AUFGABE: Zähle, wie viele der folgenden Zeilen die Zeichenfolge „author“ enthalten, wobei Groß- und Kleinschreibung zu beachten ist. Nenne nur die Anzahl.

GEGEBENE ZEILEN:
▬▬▬

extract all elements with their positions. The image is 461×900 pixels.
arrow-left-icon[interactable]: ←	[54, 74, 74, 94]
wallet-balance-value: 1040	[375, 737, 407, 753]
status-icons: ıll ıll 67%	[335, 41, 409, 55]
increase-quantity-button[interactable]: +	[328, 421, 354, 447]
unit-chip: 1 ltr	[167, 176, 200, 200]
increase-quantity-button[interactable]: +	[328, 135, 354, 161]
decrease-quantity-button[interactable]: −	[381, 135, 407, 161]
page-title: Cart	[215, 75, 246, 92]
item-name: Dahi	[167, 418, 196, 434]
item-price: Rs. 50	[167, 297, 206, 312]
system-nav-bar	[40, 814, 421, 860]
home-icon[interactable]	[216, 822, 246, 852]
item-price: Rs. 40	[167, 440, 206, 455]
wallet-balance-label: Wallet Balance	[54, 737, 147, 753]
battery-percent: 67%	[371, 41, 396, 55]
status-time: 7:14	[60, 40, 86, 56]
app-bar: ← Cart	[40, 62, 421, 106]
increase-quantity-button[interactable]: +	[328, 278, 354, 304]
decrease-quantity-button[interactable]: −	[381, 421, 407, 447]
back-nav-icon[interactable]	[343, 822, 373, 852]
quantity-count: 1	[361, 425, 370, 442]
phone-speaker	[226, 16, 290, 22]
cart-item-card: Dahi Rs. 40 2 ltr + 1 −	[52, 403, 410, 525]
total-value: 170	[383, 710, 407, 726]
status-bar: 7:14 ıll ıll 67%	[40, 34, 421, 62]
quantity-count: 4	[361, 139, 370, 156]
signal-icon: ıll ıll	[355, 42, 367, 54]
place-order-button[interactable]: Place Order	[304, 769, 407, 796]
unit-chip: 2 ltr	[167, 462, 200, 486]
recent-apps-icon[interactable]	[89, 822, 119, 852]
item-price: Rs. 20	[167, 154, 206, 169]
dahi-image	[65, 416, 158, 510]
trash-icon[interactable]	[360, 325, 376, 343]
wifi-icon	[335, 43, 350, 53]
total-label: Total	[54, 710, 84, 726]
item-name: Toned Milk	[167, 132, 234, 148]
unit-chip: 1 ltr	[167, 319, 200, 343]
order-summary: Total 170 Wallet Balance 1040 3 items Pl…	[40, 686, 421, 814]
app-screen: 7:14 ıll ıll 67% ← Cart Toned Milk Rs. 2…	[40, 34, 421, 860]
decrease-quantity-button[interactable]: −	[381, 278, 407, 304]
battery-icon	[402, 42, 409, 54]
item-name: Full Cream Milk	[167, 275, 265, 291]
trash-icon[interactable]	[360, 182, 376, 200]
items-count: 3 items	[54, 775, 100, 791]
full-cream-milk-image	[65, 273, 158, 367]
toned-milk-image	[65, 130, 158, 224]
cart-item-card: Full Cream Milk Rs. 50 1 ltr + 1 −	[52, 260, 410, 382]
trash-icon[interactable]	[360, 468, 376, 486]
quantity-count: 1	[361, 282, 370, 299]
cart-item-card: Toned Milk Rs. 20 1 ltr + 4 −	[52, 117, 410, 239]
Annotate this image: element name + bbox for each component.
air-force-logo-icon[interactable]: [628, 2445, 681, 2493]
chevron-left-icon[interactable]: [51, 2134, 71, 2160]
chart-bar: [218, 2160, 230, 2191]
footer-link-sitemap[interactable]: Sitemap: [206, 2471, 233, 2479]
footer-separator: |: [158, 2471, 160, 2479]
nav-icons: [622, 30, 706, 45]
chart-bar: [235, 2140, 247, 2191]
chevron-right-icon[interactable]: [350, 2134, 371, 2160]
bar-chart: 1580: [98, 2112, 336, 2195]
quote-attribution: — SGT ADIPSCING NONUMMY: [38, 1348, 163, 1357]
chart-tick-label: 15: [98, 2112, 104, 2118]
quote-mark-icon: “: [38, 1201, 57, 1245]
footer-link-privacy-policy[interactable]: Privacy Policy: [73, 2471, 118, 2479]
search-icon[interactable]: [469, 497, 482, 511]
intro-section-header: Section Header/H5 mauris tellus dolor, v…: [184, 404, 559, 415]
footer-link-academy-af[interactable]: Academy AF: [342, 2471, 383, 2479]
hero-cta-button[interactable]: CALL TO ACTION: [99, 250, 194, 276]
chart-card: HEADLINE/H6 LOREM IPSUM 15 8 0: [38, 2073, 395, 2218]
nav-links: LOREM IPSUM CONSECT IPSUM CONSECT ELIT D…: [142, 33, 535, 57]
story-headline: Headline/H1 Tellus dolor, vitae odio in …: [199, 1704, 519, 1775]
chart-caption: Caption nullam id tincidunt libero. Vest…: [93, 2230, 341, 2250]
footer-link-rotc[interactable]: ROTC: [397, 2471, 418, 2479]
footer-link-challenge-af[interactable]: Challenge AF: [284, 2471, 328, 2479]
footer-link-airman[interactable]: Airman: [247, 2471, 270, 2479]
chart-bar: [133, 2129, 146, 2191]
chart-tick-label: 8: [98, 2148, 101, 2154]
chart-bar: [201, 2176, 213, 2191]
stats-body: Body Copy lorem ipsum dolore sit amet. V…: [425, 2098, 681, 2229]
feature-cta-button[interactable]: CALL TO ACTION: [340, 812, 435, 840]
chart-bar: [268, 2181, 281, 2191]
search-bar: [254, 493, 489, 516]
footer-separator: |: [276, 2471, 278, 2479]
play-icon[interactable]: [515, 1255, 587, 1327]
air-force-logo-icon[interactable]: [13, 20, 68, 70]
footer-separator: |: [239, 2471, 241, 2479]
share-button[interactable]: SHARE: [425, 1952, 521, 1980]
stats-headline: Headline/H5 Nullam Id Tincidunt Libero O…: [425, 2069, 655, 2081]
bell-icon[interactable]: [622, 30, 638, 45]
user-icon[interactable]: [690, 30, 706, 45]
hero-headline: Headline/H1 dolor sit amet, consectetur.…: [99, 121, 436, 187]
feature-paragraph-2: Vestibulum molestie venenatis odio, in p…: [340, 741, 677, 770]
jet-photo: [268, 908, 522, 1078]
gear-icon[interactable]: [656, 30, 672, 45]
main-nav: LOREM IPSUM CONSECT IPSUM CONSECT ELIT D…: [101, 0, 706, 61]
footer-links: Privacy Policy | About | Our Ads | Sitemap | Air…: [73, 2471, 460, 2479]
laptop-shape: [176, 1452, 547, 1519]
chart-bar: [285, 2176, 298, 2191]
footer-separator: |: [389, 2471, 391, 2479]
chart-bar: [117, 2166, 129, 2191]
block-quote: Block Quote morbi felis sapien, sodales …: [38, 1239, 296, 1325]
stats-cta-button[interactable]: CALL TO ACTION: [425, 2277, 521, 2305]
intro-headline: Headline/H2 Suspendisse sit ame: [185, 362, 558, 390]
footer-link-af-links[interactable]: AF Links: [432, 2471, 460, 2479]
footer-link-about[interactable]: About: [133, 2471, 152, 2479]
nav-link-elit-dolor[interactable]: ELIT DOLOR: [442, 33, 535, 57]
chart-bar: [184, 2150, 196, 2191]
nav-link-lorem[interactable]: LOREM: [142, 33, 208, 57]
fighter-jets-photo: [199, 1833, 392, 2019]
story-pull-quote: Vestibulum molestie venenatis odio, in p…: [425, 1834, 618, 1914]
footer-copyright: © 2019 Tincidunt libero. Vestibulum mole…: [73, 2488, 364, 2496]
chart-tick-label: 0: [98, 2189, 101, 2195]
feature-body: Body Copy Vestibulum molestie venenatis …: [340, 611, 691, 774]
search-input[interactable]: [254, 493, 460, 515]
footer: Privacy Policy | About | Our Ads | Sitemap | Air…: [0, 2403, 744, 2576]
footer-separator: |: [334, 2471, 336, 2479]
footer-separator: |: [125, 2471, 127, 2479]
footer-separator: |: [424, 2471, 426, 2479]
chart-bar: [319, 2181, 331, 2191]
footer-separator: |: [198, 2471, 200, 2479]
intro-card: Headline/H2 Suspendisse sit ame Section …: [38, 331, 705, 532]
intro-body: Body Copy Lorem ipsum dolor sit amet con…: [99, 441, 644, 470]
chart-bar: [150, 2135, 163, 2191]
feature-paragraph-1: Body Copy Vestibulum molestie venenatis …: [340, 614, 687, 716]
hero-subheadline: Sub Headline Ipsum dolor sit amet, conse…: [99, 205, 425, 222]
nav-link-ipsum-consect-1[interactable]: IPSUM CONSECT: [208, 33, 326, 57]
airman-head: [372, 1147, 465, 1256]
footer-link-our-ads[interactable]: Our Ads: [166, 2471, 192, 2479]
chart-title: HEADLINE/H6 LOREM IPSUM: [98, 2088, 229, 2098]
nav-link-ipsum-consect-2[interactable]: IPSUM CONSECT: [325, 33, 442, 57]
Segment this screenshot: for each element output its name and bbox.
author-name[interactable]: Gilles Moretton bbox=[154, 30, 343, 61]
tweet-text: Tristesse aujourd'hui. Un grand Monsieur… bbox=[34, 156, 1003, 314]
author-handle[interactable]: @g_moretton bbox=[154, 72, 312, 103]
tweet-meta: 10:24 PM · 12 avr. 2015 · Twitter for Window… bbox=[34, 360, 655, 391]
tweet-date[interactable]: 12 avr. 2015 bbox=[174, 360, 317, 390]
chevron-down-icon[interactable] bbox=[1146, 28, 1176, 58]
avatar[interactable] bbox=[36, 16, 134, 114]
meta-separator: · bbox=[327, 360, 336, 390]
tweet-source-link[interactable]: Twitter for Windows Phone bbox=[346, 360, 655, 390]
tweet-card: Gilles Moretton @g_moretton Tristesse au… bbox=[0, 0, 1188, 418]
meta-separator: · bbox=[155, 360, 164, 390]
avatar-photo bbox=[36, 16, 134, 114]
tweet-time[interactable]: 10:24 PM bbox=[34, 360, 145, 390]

▬▬▬

ERLEDIGTE AUFGABE: 2